§ Material for this exercise
☆ ☆ ☆ ☆ ☆ ☆ ☆

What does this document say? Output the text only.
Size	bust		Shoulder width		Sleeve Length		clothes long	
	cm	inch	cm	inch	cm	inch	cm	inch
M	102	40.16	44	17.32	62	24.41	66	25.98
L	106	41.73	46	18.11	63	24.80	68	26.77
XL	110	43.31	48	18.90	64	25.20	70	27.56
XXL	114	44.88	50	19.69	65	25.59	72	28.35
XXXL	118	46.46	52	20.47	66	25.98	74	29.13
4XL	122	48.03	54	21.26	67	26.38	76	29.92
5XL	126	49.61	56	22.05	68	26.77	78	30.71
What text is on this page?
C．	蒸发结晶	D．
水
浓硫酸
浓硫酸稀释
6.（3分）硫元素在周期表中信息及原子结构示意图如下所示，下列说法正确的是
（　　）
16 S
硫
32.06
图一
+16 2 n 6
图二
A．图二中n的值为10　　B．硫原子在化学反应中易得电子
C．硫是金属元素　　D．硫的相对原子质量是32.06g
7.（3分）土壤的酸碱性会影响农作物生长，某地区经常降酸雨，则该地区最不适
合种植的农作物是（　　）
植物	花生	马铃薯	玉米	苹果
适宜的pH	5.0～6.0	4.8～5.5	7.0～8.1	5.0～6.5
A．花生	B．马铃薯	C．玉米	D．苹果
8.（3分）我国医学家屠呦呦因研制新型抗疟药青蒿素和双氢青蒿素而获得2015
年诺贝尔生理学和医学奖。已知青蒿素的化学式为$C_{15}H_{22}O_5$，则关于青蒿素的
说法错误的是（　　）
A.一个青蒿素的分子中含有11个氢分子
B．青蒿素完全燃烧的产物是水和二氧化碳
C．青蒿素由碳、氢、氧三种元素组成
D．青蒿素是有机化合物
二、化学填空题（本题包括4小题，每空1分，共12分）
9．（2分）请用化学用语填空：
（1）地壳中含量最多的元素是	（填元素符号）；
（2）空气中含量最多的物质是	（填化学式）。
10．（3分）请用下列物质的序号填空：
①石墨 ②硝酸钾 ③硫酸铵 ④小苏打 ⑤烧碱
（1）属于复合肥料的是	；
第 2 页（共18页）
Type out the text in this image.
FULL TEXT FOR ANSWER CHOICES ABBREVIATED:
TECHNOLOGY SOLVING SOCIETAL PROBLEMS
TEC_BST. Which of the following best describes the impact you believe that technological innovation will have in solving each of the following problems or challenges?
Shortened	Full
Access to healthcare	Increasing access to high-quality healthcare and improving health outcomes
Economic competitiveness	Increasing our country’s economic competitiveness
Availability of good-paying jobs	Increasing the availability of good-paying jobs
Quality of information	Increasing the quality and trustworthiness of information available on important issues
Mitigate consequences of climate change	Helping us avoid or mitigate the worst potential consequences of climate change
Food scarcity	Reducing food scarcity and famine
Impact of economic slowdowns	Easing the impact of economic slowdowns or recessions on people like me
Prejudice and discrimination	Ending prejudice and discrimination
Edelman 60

☆ ☆ ☆ ☆ ☆ ☆ ☆

The word "economic" may turn up on some lines of these records; say how many, with no other words.

§ The completed task
2